**PROVIDED RECORDS**
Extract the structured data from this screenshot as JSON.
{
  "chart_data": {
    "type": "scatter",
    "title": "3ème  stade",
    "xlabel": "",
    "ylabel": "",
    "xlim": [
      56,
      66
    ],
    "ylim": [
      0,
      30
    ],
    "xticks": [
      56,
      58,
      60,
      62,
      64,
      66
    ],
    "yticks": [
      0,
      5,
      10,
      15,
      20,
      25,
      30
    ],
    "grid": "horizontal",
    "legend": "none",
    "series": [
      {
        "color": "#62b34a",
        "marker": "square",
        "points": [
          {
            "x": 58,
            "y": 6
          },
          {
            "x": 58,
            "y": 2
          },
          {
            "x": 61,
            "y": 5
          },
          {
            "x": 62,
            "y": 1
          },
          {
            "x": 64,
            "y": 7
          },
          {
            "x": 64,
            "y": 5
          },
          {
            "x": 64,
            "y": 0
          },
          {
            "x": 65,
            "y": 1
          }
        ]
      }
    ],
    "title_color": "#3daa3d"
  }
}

**PROBLEM TO WORK ON**
Retype all of the data shown above, word for word.

**EXERCISE RESULT**
Extract the structured data from this screenshot as JSON.
{
  "chart_data": {
    "type": "scatter",
    "title": "3ème  stade",
    "xlabel": "",
    "ylabel": "",
    "xlim": [
      56,
      66
    ],
    "ylim": [
      0,
      30
    ],
    "xticks": [
      56,
      58,
      60,
      62,
      64,
      66
    ],
    "yticks": [
      0,
      5,
      10,
      15,
      20,
      25,
      30
    ],
    "grid": "horizontal",
    "legend": "none",
    "series": [
      {
        "color": "#62b34a",
        "marker": "square",
        "points": [
          {
            "x": 58,
            "y": 6
          },
          {
            "x": 58,
            "y": 2
          },
          {
            "x": 61,
            "y": 5
          },
          {
            "x": 62,
            "y": 1
          },
          {
            "x": 64,
            "y": 7
          },
          {
            "x": 64,
            "y": 5
          },
          {
            "x": 64,
            "y": 0
          },
          {
            "x": 65,
            "y": 1
          }
        ]
      }
    ],
    "title_color": "#3daa3d"
  }
}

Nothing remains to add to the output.